* [WRITTEN TASK A]: Which usernames head the posts in the forum thread on sleep and marriage?
* [WRITTEN TASK B]: Can you write the next post in the forum thread on sleep and marriage, continuing after its final line?

* [EXTRACTED TEXT]:
<<<<
# good article about sleep and marriage



## sweetpea (Jan 30, 2007)

Do not operate this marriage while drowsy | Need to Know


I totally agree with this article. I need my sleep and my family suffers when I don't sleep.


----------



## greenpearl (Sep 3, 2010)

I agree with it too! 

I need good sleep! 

If I don't sleep well, I have no energy to enjoy our activities, it kills the fun! Of course, sometimes I get very impatient and easily to be annoyed! 

My husband knows it very well, he makes sure I get good sleep at night and take a nap after lunch!


----------



## Enchantment (May 11, 2011)

Yah - I am much the same way. I can usually handle a day here and there, but if it starts to accumulate over a period of days then I do see everyone suffering along with me. I can especially see that this happened in the sleep-deprivation months I had after having both of my sons.


----------



## Runs like Dog (Feb 25, 2011)
>>>>
* [DATASET ENTRIES]:
<<<<
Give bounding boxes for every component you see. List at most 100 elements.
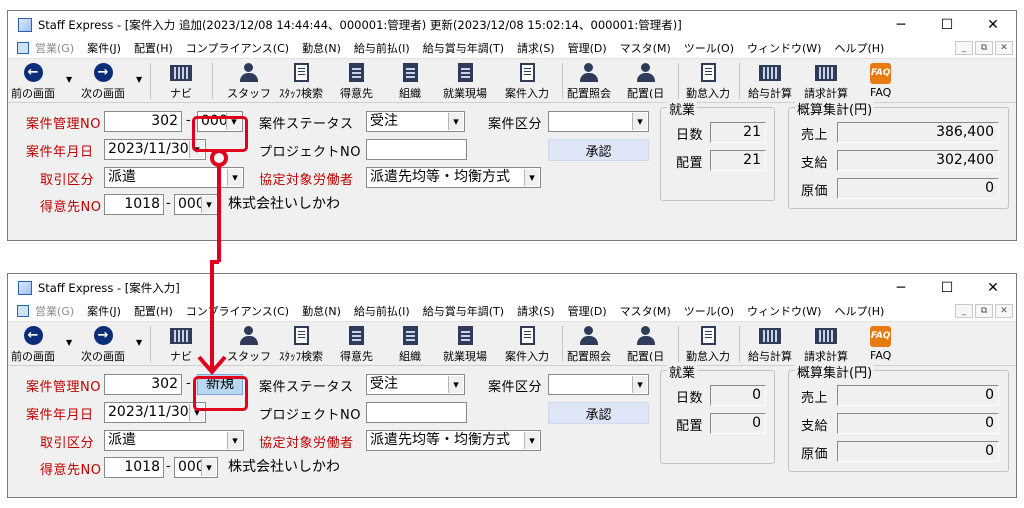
menu-master[interactable]: マスタ(M): [620, 303, 671, 319]
staff-button[interactable]: スタッフ: [227, 61, 271, 101]
menu-window[interactable]: ウィンドウ(W): [747, 40, 821, 56]
placement-inquiry-button[interactable]: 配置照会: [567, 61, 611, 101]
placement-day-button[interactable]: 配置(日: [627, 324, 664, 364]
menu-payroll[interactable]: 給与賞与年調(T): [423, 303, 504, 319]
menu-compliance[interactable]: コンプライアンス(C): [186, 303, 289, 319]
case-no-input[interactable]: 302: [104, 374, 182, 395]
menu-billing[interactable]: 請求(S): [517, 303, 555, 319]
faq-button[interactable]: FAQ FAQ: [870, 324, 891, 364]
menu-tools[interactable]: ツール(O): [684, 303, 734, 319]
prev-screen-button[interactable]: ← 前の画面: [11, 61, 55, 101]
maximize-button[interactable]: ☐: [924, 274, 970, 301]
placement-inquiry-button[interactable]: 配置照会: [567, 324, 611, 364]
client-button[interactable]: 得意先: [340, 324, 373, 364]
case-no-input[interactable]: 302: [104, 111, 182, 132]
menu-attendance[interactable]: 勤怠(N): [302, 40, 341, 56]
case-date-picker[interactable]: 2023/11/30: [104, 139, 206, 160]
menu-window[interactable]: ウィンドウ(W): [747, 303, 821, 319]
case-status-select[interactable]: 受注: [366, 111, 465, 132]
site-button[interactable]: 就業現場: [443, 61, 487, 101]
prev-screen-button[interactable]: ← 前の画面: [11, 324, 55, 364]
faq-button[interactable]: FAQ FAQ: [870, 61, 891, 101]
staff-button[interactable]: スタッフ: [227, 324, 271, 364]
close-button[interactable]: ✕: [970, 11, 1016, 38]
keyboard-icon: [170, 327, 192, 344]
menu-admin[interactable]: 管理(D): [568, 303, 607, 319]
case-entry-button[interactable]: 案件入力: [505, 324, 549, 364]
attendance-entry-button[interactable]: 勤怠入力: [686, 324, 730, 364]
approve-button[interactable]: 承認: [548, 402, 649, 424]
next-dropdown-icon[interactable]: ▼: [136, 75, 142, 84]
attendance-entry-button[interactable]: 勤怠入力: [686, 61, 730, 101]
menu-advance-pay[interactable]: 給与前払(I): [354, 40, 410, 56]
menu-billing[interactable]: 請求(S): [517, 40, 555, 56]
menu-tools[interactable]: ツール(O): [684, 40, 734, 56]
case-entry-button[interactable]: 案件入力: [505, 61, 549, 101]
next-screen-button[interactable]: → 次の画面: [81, 61, 125, 101]
menu-placement[interactable]: 配置(H): [134, 303, 173, 319]
site-button[interactable]: 就業現場: [443, 324, 487, 364]
case-type-select[interactable]: [548, 374, 649, 395]
agreement-worker-select[interactable]: 派遣先均等・均衡方式: [366, 430, 541, 451]
mdi-minimize-button[interactable]: _: [955, 304, 973, 318]
menu-bar: 営業(G) 案件(J) 配置(H) コンプライアンス(C) 勤怠(N) 給与前払…: [8, 38, 1016, 59]
client-button[interactable]: 得意先: [340, 61, 373, 101]
menu-sales[interactable]: 営業(G): [35, 303, 74, 319]
menu-payroll[interactable]: 給与賞与年調(T): [423, 40, 504, 56]
placement-value: 21: [710, 150, 766, 171]
mdi-minimize-button[interactable]: _: [955, 41, 973, 55]
mdi-restore-button[interactable]: ⧉: [975, 304, 993, 318]
arrow-left-icon: ←: [23, 63, 43, 82]
project-no-input[interactable]: [366, 139, 467, 160]
project-no-input[interactable]: [366, 402, 467, 423]
case-form: 案件管理NO 302 - 000 案件ステータス 受注 案件区分 案件年月日 2…: [8, 99, 1016, 219]
menu-case[interactable]: 案件(J): [87, 303, 121, 319]
payroll-calc-button[interactable]: 給与計算: [748, 61, 792, 101]
navi-button[interactable]: ナビ: [170, 61, 192, 101]
staff-search-button[interactable]: ｽﾀｯﾌ検索: [279, 61, 323, 101]
staff-search-button[interactable]: ｽﾀｯﾌ検索: [279, 324, 323, 364]
client-branch-select[interactable]: 000: [174, 457, 218, 478]
menu-master[interactable]: マスタ(M): [620, 40, 671, 56]
mdi-restore-button[interactable]: ⧉: [975, 41, 993, 55]
org-button[interactable]: 組織: [399, 324, 421, 364]
menu-sales[interactable]: 営業(G): [35, 40, 74, 56]
navi-button[interactable]: ナビ: [170, 324, 192, 364]
case-type-select[interactable]: [548, 111, 649, 132]
mdi-close-button[interactable]: ✕: [995, 304, 1013, 318]
case-status-select[interactable]: 受注: [366, 374, 465, 395]
client-branch-select[interactable]: 000: [174, 194, 218, 215]
calculator-icon: [815, 64, 837, 81]
client-no-input[interactable]: 1018: [104, 457, 164, 478]
billing-calc-button[interactable]: 請求計算: [804, 324, 848, 364]
menu-advance-pay[interactable]: 給与前払(I): [354, 303, 410, 319]
prev-dropdown-icon[interactable]: ▼: [66, 338, 72, 347]
mdi-close-button[interactable]: ✕: [995, 41, 1013, 55]
menu-case[interactable]: 案件(J): [87, 40, 121, 56]
menu-attendance[interactable]: 勤怠(N): [302, 303, 341, 319]
case-date-picker[interactable]: 2023/11/30: [104, 402, 206, 423]
agreement-worker-select[interactable]: 派遣先均等・均衡方式: [366, 167, 541, 188]
building-icon: [402, 326, 418, 345]
minimize-button[interactable]: ─: [878, 274, 924, 301]
approve-button[interactable]: 承認: [548, 139, 649, 161]
menu-placement[interactable]: 配置(H): [134, 40, 173, 56]
next-dropdown-icon[interactable]: ▼: [136, 338, 142, 347]
maximize-button[interactable]: ☐: [924, 11, 970, 38]
next-screen-button[interactable]: → 次の画面: [81, 324, 125, 364]
org-button[interactable]: 組織: [399, 61, 421, 101]
close-button[interactable]: ✕: [970, 274, 1016, 301]
prev-dropdown-icon[interactable]: ▼: [66, 75, 72, 84]
payroll-calc-button[interactable]: 給与計算: [748, 324, 792, 364]
menu-compliance[interactable]: コンプライアンス(C): [186, 40, 289, 56]
menu-admin[interactable]: 管理(D): [568, 40, 607, 56]
trade-type-select[interactable]: 派遣: [104, 167, 244, 188]
trade-type-select[interactable]: 派遣: [104, 430, 244, 451]
minimize-button[interactable]: ─: [878, 11, 924, 38]
client-no-input[interactable]: 1018: [104, 194, 164, 215]
menu-help[interactable]: ヘルプ(H): [834, 40, 884, 56]
placement-day-button[interactable]: 配置(日: [627, 61, 664, 101]
placement-value: 0: [710, 413, 766, 434]
billing-calc-button[interactable]: 請求計算: [804, 61, 848, 101]
menu-help[interactable]: ヘルプ(H): [834, 303, 884, 319]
>>>>
* [EXERCISE RESULT A]: sweetpea, greenpearl, Enchantment, Runs like Dog

* [EXERCISE RESULT B]:
One of my 'things' is I have extreme anxiety about not sleeping. I get very tense and nervous if I know my sleep will be cut short or if I have to stay up late or if I hear noises in the house I know am going to keep me awake. One of the reasons I've adjusted my work and habit the way I have is I can basically take a nap whenever I want. I don't have get up at a specific time or go to bed at a fixed time. In fact I haven't used an alarm clock in years. That way if I'm up and staring at the ceiling I don't have to worry about looking at the clock waiting for the alarm to go off. If I wake up an hour later than normal, fine. And if I wake up too early I go downstairs and watch the tube for a while until the coffeepot brews.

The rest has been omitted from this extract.